*Dataset rows*.
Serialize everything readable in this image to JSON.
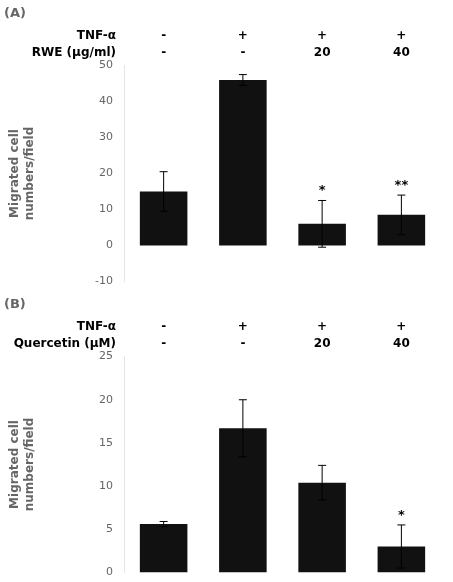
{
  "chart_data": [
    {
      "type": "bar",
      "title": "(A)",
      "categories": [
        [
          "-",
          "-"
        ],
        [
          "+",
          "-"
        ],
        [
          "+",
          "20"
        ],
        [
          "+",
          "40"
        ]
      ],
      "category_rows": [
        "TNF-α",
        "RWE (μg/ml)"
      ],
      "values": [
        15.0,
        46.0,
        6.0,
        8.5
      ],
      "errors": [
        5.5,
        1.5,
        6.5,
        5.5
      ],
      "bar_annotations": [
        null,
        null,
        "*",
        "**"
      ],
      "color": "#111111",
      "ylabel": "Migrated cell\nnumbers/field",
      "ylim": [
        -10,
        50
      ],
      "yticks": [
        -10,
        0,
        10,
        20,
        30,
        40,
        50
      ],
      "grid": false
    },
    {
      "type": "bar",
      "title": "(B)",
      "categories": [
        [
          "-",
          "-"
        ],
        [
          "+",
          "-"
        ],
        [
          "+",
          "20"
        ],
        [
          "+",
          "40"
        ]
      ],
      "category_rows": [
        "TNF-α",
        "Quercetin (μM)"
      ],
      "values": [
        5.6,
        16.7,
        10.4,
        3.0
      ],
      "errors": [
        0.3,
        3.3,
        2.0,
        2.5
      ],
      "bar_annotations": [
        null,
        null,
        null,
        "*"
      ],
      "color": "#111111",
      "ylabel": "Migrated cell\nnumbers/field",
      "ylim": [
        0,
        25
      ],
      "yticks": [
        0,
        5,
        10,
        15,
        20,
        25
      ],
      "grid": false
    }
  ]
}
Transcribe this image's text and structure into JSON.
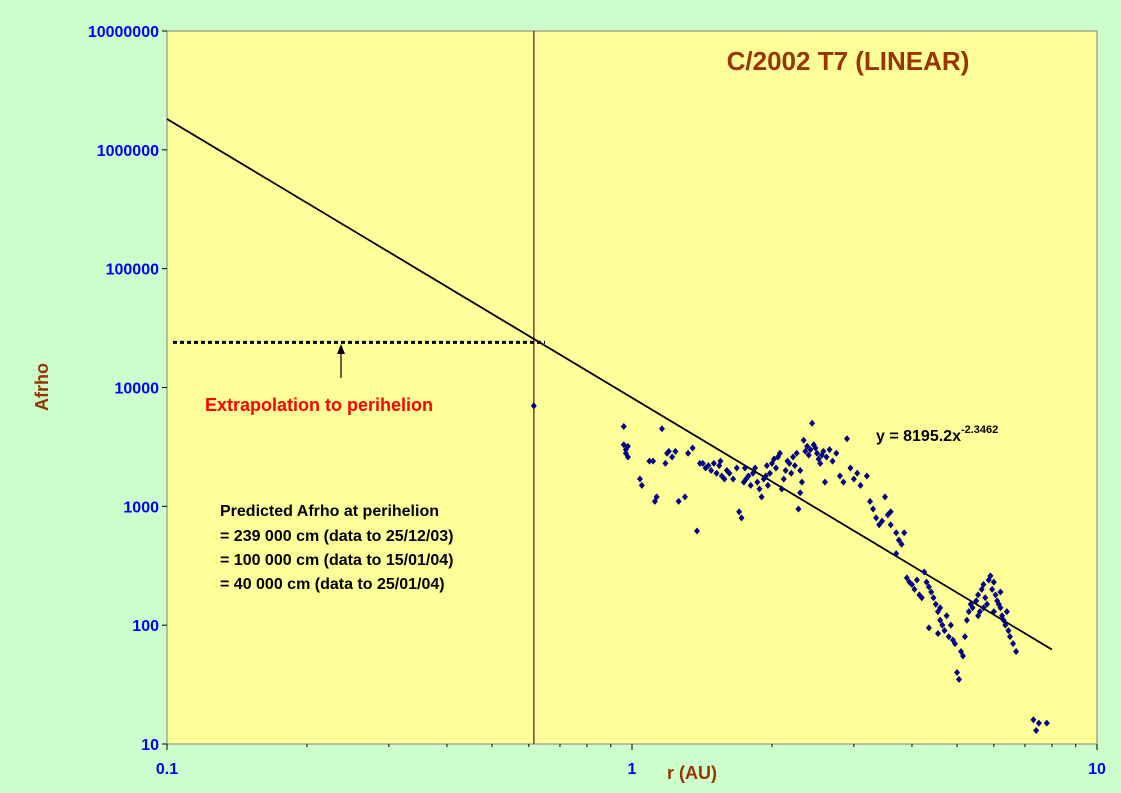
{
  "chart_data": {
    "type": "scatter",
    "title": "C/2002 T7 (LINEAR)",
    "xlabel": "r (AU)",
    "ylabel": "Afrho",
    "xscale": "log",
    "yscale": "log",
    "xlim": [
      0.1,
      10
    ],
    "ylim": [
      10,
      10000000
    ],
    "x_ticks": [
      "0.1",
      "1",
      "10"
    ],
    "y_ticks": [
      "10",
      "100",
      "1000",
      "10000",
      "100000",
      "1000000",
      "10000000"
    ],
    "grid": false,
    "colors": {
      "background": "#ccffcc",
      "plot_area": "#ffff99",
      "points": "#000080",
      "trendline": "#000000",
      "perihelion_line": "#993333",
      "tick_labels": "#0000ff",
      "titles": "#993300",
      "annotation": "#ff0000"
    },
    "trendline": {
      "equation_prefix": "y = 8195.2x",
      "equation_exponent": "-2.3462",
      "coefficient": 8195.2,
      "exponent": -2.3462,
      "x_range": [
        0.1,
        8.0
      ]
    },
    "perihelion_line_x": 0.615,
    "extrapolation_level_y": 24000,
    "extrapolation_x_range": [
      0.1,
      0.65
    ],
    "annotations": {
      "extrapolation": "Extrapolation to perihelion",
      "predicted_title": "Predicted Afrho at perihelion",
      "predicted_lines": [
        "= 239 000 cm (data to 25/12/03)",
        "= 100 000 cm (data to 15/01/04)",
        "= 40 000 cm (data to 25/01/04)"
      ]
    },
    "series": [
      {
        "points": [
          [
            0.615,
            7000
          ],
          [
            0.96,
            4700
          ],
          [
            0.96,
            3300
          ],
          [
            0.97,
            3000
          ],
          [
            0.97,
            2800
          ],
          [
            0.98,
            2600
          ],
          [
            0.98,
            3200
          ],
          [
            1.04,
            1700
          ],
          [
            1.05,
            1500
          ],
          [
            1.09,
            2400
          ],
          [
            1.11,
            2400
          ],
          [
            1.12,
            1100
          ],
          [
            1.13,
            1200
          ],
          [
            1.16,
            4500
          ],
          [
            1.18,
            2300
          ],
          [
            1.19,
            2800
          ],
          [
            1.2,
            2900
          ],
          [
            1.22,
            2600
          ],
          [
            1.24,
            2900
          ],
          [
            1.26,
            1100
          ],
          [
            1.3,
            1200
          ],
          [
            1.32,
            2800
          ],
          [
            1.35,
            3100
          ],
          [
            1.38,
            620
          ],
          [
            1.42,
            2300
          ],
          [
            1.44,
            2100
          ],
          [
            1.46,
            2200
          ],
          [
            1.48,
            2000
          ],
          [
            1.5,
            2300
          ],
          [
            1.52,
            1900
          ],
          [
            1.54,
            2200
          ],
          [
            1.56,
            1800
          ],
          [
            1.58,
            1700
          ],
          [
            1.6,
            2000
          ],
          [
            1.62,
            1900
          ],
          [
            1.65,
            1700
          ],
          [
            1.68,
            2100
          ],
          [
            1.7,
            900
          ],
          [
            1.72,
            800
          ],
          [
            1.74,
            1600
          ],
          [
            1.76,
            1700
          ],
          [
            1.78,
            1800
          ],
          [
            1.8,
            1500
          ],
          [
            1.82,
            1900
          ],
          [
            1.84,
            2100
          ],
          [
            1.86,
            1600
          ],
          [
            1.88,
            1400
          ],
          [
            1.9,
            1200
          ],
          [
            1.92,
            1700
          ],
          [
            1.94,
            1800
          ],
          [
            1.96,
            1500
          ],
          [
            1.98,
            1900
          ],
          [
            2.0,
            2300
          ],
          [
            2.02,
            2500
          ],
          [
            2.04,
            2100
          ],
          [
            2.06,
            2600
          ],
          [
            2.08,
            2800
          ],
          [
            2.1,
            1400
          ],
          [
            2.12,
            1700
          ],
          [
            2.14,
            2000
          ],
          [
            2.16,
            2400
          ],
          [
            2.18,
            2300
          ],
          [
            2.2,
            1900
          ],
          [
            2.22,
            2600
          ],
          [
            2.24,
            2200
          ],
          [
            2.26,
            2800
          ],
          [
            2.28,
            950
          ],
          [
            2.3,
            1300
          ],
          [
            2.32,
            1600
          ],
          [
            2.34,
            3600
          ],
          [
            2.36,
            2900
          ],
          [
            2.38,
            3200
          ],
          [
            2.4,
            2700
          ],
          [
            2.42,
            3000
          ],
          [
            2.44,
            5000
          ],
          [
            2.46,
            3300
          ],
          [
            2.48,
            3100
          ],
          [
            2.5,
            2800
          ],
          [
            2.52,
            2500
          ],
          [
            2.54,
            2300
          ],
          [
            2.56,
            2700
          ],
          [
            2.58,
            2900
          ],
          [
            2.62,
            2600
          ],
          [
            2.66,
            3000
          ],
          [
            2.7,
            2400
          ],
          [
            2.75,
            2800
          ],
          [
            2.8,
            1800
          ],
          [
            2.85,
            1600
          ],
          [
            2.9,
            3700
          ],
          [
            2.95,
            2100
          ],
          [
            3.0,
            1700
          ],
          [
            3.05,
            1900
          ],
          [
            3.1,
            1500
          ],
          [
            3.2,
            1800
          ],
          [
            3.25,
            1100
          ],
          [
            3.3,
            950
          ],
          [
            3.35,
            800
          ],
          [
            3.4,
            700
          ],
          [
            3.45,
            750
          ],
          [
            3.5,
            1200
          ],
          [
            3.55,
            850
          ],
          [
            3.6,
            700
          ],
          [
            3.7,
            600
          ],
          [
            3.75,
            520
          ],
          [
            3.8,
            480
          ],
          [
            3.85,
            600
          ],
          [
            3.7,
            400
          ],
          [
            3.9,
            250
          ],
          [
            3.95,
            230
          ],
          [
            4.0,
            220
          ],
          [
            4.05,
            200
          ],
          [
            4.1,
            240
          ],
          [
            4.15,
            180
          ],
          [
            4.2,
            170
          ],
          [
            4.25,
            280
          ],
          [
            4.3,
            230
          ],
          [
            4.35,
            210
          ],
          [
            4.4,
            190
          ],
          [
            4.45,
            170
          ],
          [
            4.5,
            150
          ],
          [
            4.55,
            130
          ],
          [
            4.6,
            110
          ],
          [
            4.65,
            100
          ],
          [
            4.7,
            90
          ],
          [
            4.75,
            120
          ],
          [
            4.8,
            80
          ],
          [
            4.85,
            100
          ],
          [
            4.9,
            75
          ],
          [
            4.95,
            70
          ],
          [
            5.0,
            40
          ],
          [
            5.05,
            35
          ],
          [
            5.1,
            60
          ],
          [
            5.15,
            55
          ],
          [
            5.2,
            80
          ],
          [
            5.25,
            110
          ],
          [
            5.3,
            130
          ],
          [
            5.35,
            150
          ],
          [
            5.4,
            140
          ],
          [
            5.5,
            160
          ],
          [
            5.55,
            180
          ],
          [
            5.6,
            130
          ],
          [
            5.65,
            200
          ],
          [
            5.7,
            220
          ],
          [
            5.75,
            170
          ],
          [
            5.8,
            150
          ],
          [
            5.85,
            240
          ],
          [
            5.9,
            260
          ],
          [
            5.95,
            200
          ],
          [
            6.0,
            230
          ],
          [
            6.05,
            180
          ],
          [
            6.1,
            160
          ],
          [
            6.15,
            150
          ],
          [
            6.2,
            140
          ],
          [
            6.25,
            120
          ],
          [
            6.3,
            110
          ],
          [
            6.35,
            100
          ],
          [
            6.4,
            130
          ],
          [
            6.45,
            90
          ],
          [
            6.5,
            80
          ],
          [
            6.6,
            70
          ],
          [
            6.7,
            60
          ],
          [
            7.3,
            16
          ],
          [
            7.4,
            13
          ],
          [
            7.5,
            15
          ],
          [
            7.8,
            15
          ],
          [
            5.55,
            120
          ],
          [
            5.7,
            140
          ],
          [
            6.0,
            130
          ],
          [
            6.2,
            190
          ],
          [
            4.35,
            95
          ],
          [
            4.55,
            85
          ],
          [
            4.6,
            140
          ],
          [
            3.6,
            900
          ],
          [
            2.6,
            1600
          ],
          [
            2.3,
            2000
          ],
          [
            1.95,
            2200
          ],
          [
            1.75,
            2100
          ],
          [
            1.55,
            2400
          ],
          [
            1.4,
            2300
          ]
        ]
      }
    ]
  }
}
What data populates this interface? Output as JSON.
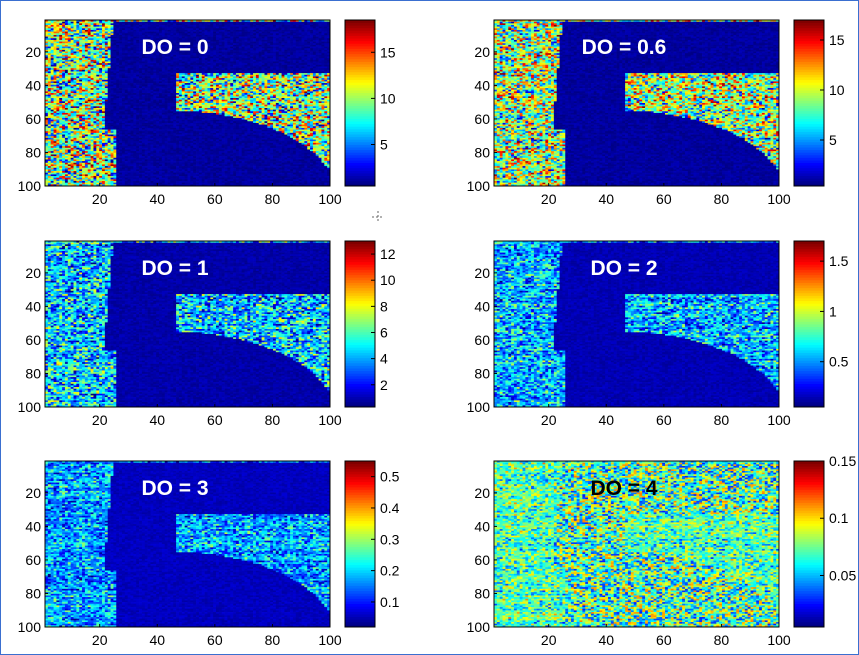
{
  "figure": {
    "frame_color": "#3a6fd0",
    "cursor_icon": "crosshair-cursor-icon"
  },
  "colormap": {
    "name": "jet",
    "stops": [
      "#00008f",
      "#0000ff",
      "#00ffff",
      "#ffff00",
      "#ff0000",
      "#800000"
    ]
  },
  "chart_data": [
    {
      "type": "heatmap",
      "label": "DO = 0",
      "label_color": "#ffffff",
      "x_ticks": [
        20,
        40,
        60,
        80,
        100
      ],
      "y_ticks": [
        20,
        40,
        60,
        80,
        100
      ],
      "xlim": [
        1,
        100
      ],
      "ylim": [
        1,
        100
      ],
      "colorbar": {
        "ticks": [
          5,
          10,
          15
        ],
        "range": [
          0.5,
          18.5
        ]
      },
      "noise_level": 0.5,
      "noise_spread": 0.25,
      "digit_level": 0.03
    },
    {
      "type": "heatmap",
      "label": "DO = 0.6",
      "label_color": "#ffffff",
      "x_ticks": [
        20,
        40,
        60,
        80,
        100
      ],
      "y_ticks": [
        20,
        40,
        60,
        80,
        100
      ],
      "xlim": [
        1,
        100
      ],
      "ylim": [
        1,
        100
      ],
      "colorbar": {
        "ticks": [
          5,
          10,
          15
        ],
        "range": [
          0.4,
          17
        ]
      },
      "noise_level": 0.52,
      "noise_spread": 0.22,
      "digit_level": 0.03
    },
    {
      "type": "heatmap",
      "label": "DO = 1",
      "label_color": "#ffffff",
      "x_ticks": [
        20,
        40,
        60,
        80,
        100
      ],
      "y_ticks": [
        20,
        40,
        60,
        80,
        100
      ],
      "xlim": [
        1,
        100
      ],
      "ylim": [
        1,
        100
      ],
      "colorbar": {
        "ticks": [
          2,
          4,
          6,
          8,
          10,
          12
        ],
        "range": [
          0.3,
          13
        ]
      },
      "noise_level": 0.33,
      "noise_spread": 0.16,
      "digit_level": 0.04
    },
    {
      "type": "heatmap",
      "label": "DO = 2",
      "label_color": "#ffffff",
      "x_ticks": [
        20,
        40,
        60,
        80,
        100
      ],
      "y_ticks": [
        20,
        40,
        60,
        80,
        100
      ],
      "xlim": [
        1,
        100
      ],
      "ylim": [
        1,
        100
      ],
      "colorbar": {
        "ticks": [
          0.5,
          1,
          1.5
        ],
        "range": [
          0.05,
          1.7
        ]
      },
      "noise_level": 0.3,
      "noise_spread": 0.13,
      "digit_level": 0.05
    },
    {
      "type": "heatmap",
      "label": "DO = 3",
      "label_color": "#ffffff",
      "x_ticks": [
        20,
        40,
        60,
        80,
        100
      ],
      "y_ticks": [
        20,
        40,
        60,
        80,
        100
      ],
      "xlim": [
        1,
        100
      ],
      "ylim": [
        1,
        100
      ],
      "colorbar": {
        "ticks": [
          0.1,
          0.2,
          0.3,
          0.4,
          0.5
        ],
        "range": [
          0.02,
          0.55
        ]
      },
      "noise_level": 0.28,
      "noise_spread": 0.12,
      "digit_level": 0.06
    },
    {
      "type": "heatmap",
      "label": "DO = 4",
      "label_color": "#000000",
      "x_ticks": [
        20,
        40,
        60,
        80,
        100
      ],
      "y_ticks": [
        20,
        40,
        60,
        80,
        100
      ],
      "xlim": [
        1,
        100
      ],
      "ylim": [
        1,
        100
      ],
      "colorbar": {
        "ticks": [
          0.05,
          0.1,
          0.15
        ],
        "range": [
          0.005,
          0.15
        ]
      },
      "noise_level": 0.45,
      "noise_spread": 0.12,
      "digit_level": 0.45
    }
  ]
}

*Prompt*. Read the data above. Pull out each line in which the string "Afrho" appears.

*Final answer*.
    "ylabel": "Afrho",
      "predicted_title": "Predicted Afrho at perihelion",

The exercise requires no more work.